(Items from a data source)

-=-=-

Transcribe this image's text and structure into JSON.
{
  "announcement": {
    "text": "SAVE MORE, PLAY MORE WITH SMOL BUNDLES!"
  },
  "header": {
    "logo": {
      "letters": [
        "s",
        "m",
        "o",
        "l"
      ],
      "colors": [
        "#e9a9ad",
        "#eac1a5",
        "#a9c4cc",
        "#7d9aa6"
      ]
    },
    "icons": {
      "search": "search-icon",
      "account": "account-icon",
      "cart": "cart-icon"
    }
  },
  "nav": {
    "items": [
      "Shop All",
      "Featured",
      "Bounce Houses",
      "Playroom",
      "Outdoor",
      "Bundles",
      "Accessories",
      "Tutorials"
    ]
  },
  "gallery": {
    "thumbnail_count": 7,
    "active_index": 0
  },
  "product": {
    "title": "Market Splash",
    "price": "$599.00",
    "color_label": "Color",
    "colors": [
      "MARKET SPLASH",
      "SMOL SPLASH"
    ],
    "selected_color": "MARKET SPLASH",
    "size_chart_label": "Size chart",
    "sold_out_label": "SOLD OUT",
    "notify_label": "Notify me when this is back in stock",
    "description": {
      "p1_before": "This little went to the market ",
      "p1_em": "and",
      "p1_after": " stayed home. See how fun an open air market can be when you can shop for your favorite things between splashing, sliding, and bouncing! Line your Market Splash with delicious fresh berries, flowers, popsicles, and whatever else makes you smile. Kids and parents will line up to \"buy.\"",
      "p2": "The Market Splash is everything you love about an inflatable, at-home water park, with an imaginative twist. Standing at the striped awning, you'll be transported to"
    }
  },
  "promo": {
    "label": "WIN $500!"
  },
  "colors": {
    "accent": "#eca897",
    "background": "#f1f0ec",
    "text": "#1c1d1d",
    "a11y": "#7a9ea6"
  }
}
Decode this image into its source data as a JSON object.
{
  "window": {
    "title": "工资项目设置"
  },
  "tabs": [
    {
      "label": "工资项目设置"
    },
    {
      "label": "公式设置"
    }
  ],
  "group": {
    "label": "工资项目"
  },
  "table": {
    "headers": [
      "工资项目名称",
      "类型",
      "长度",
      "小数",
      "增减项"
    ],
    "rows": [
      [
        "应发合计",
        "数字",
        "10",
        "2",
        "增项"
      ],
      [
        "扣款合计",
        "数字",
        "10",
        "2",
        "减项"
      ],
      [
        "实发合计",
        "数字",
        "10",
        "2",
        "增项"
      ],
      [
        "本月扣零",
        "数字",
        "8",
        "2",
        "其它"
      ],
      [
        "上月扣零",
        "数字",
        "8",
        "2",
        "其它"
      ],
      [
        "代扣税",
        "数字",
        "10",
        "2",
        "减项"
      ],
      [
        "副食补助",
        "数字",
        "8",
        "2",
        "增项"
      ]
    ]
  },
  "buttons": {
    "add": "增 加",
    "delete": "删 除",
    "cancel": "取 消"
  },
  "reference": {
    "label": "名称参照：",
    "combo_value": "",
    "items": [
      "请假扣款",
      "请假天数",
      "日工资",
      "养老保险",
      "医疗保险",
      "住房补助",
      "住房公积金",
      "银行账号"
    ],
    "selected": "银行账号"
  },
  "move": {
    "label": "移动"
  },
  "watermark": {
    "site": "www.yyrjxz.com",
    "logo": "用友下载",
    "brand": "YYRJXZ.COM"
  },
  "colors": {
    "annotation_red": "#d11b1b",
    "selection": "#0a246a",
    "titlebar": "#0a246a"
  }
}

-=-=-

JOB - Go through the listing above and restate it word for word.

PROBLEM SOLUTION -
Transcribe this image's text and structure into JSON.
{
  "announcement": {
    "text": "SAVE MORE, PLAY MORE WITH SMOL BUNDLES!"
  },
  "header": {
    "logo": {
      "letters": [
        "s",
        "m",
        "o",
        "l"
      ],
      "colors": [
        "#e9a9ad",
        "#eac1a5",
        "#a9c4cc",
        "#7d9aa6"
      ]
    },
    "icons": {
      "search": "search-icon",
      "account": "account-icon",
      "cart": "cart-icon"
    }
  },
  "nav": {
    "items": [
      "Shop All",
      "Featured",
      "Bounce Houses",
      "Playroom",
      "Outdoor",
      "Bundles",
      "Accessories",
      "Tutorials"
    ]
  },
  "gallery": {
    "thumbnail_count": 7,
    "active_index": 0
  },
  "product": {
    "title": "Market Splash",
    "price": "$599.00",
    "color_label": "Color",
    "colors": [
      "MARKET SPLASH",
      "SMOL SPLASH"
    ],
    "selected_color": "MARKET SPLASH",
    "size_chart_label": "Size chart",
    "sold_out_label": "SOLD OUT",
    "notify_label": "Notify me when this is back in stock",
    "description": {
      "p1_before": "This little went to the market ",
      "p1_em": "and",
      "p1_after": " stayed home. See how fun an open air market can be when you can shop for your favorite things between splashing, sliding, and bouncing! Line your Market Splash with delicious fresh berries, flowers, popsicles, and whatever else makes you smile. Kids and parents will line up to \"buy.\"",
      "p2": "The Market Splash is everything you love about an inflatable, at-home water park, with an imaginative twist. Standing at the striped awning, you'll be transported to"
    }
  },
  "promo": {
    "label": "WIN $500!"
  },
  "colors": {
    "accent": "#eca897",
    "background": "#f1f0ec",
    "text": "#1c1d1d",
    "a11y": "#7a9ea6"
  }
}
Decode this image into its source data as a JSON object.
{
  "window": {
    "title": "工资项目设置"
  },
  "tabs": [
    {
      "label": "工资项目设置"
    },
    {
      "label": "公式设置"
    }
  ],
  "group": {
    "label": "工资项目"
  },
  "table": {
    "headers": [
      "工资项目名称",
      "类型",
      "长度",
      "小数",
      "增减项"
    ],
    "rows": [
      [
        "应发合计",
        "数字",
        "10",
        "2",
        "增项"
      ],
      [
        "扣款合计",
        "数字",
        "10",
        "2",
        "减项"
      ],
      [
        "实发合计",
        "数字",
        "10",
        "2",
        "增项"
      ],
      [
        "本月扣零",
        "数字",
        "8",
        "2",
        "其它"
      ],
      [
        "上月扣零",
        "数字",
        "8",
        "2",
        "其它"
      ],
      [
        "代扣税",
        "数字",
        "10",
        "2",
        "减项"
      ],
      [
        "副食补助",
        "数字",
        "8",
        "2",
        "增项"
      ]
    ]
  },
  "buttons": {
    "add": "增 加",
    "delete": "删 除",
    "cancel": "取 消"
  },
  "reference": {
    "label": "名称参照：",
    "combo_value": "",
    "items": [
      "请假扣款",
      "请假天数",
      "日工资",
      "养老保险",
      "医疗保险",
      "住房补助",
      "住房公积金",
      "银行账号"
    ],
    "selected": "银行账号"
  },
  "move": {
    "label": "移动"
  },
  "watermark": {
    "site": "www.yyrjxz.com",
    "logo": "用友下载",
    "brand": "YYRJXZ.COM"
  },
  "colors": {
    "annotation_red": "#d11b1b",
    "selection": "#0a246a",
    "titlebar": "#0a246a"
  }
}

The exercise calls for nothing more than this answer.